* SOURCE DOCUMENT
--------

This fact appears again and again in the Bible. Two outstanding instances are Jesus Christ, and the churches in Asia. It is quite evident that, whether or not Saul of Tarsus was actually a participant in the crucifixion of Jesus, he was spiritually so, and having believed that the Leader had been well got rid of, he was going to send the followers also to their death. No doubt, when Jesus was killed, Saul’s idea was that He was for ever out of the way and had come to His deserved end. All that remained to be done was to wipe out all that remained in connection with Him. We can never, with the most vivid imagination, enter into the surprise, devastation, and shattering bewilderment of the man Saul when Jesus of Nazareth met him with the announcement of who He was on the road to Damascus: “I am Jesus.”

The second roll, so to speak, had turned up and confronted him. He – Saul – had used his penknife and cast Jesus of Nazareth to the flames. He had extended that work to Stephen. Now the encounter with Jesus Himself, but with additions. We cannot imagine what calamity would have befallen Saul of Tarsus if he had persisted like Jehoiakim in rebellion.

--------

* DATASET EXTRACT
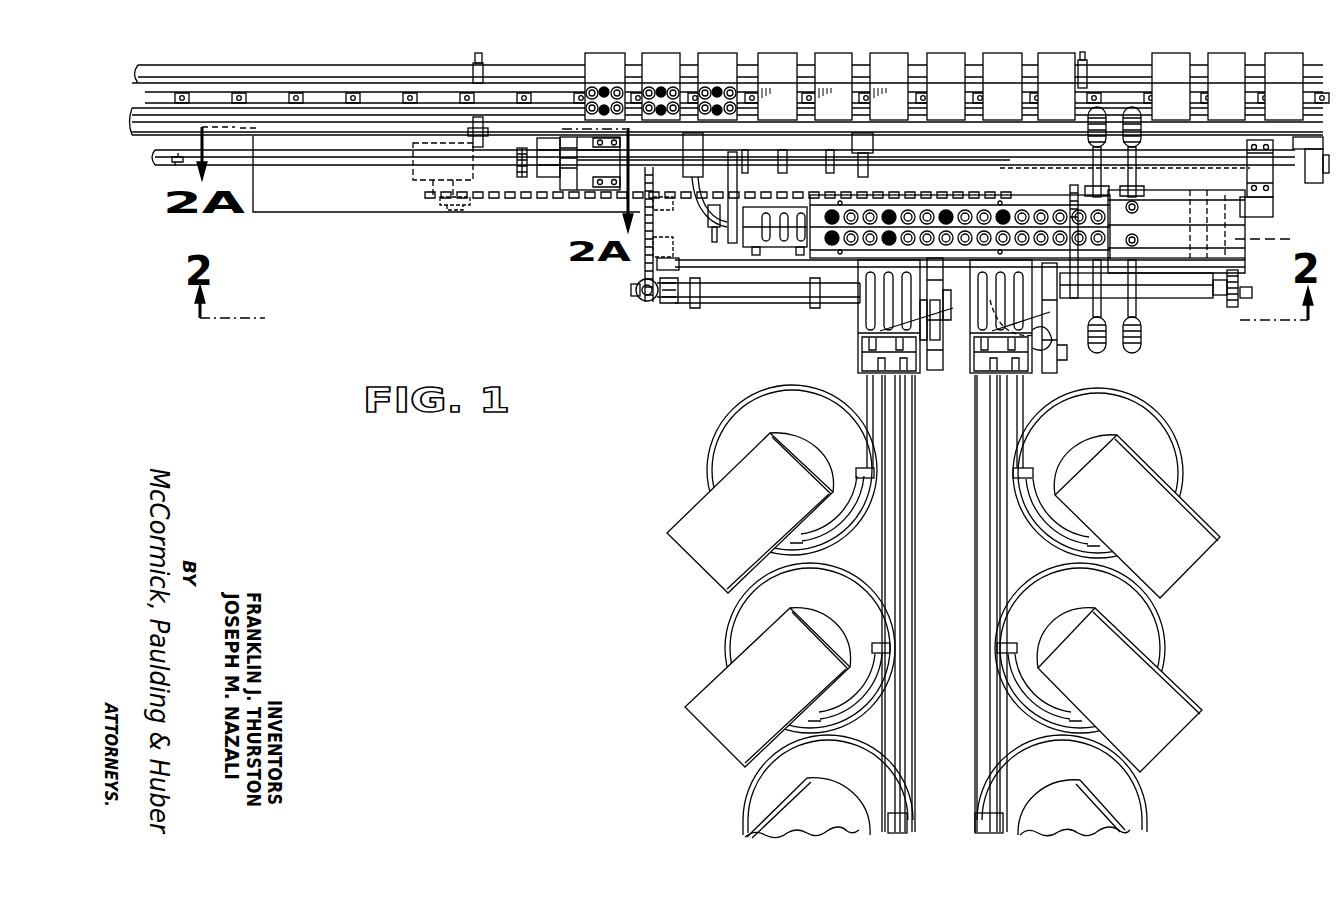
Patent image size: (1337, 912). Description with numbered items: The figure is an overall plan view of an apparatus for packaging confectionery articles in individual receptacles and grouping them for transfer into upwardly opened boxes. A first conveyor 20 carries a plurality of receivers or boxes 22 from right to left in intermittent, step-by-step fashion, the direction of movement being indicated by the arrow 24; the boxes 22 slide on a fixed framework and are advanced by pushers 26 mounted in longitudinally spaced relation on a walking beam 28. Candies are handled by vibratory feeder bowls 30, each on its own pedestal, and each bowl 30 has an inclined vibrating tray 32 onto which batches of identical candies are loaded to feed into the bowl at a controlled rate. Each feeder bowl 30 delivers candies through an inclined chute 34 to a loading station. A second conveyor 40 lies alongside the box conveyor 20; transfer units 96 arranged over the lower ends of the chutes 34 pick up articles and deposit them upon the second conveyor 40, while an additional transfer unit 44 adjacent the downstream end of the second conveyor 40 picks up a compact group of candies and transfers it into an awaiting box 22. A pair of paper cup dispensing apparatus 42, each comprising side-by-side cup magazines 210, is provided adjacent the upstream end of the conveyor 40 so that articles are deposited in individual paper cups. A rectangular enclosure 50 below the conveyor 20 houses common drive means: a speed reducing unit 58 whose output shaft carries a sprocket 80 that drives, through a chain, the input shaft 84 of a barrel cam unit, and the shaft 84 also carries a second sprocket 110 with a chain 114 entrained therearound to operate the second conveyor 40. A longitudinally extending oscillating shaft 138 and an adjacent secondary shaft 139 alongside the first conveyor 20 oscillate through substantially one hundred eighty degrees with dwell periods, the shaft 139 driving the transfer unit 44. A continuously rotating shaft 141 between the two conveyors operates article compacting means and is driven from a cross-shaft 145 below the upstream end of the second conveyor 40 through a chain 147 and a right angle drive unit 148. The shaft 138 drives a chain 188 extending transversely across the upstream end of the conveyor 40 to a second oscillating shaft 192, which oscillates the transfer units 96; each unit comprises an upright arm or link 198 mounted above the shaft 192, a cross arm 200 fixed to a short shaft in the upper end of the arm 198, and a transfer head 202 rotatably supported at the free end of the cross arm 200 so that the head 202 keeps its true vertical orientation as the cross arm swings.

The first conveyor 20 is at (372, 56).
The receivers 22 is at (1053, 54).
The arrow 24 is at (538, 32).
The pushers 26 is at (353, 95).
The walking beam 28 is at (421, 97).
The vibratory feeder bowls 30 is at (716, 432).
The vibrating tray 32 is at (727, 577).
The chute 34 is at (1000, 395).
The second conveyor 40 is at (841, 272).
The paper cup dispensing apparatus 42 is at (1176, 221).
The transfer unit 44 is at (774, 268).
The rectangular enclosure 50 is at (301, 214).
The speed reducing unit 58 is at (413, 174).
The sprocket 80 is at (458, 206).
The input shaft 84 is at (560, 199).
The transfer units 96 is at (846, 355).
The second sprocket 110 is at (518, 194).
The chain 114 is at (560, 190).
The oscillating shaft 138 is at (175, 168).
The secondary shaft 139 is at (172, 160).
The continuously rotating shaft 141 is at (764, 163).
The cross-shaft 145 is at (1279, 238).
The chain 147 is at (1274, 206).
The right angle drive unit 148 is at (1273, 214).
The chain 188 is at (1240, 309).
The second oscillating shaft 192 is at (1150, 298).
The upright arm 198 is at (878, 332).
The cross arm 200 is at (1060, 372).
The transfer head 202 is at (980, 366).
The cup magazines 210 is at (1132, 107).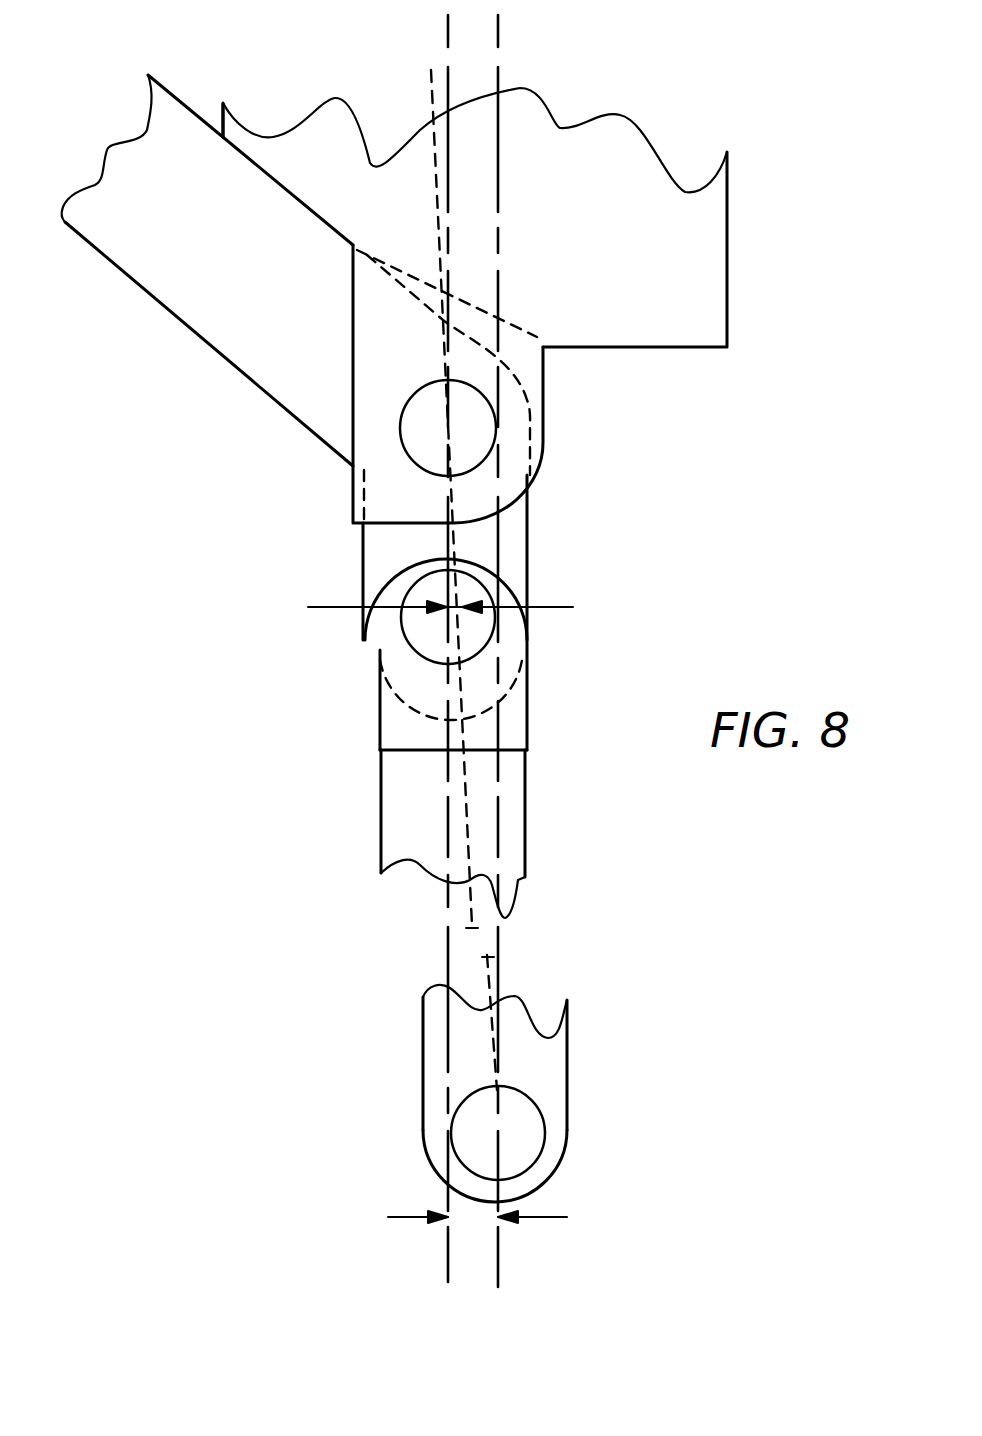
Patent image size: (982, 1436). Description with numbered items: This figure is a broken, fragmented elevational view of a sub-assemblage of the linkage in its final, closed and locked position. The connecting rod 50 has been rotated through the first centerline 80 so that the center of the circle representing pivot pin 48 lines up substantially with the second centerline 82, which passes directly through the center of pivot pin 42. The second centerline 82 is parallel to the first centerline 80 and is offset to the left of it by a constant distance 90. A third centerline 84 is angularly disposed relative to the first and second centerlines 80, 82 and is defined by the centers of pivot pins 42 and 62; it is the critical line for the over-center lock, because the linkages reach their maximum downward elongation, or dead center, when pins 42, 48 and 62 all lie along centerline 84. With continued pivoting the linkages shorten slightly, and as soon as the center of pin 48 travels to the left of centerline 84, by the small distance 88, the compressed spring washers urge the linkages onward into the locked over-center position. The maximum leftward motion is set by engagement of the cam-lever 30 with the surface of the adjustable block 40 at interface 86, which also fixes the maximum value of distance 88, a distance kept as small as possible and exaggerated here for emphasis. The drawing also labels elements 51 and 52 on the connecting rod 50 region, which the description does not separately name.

The cam-lever 30 is at (157, 230).
The adjustable block 40 is at (635, 262).
The pivot pin 42 is at (430, 438).
The pivot pin 48 is at (418, 625).
The connecting rod 50 is at (525, 836).
The collar 51 is at (525, 667).
The lower shaft end 52 is at (568, 1103).
The pivot pin 62 is at (523, 1142).
The first centerline 80 is at (498, 47).
The second centerline 82 is at (448, 47).
The third centerline 84 is at (431, 93).
The interface 86 is at (287, 198).
The distance 88 is at (416, 610).
The constant distance 90 is at (453, 1218).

--------

* WHAT YOU NEED TO DO
a) Translate this sentence from the passage on Saul of Tarsus into Spanish: "He had extended that work to Stephen."
b) Rewrite the passage on Saul of Tarsus starting at "The second roll, so" and ending at "Jehoiakim in rebellion.", replacing "penknife" with "knife".

* OUTPUTS BY TASK
a) Había extendido esa obra a Esteban.

b)
The second roll, so to speak, had turned up and confronted him. He – Saul – had used his knife and cast Jesus of Nazareth to the flames. He had extended that work to Stephen. Now the encounter with Jesus Himself, but with additions. We cannot imagine what calamity would have befallen Saul of Tarsus if he had persisted like Jehoiakim in rebellion.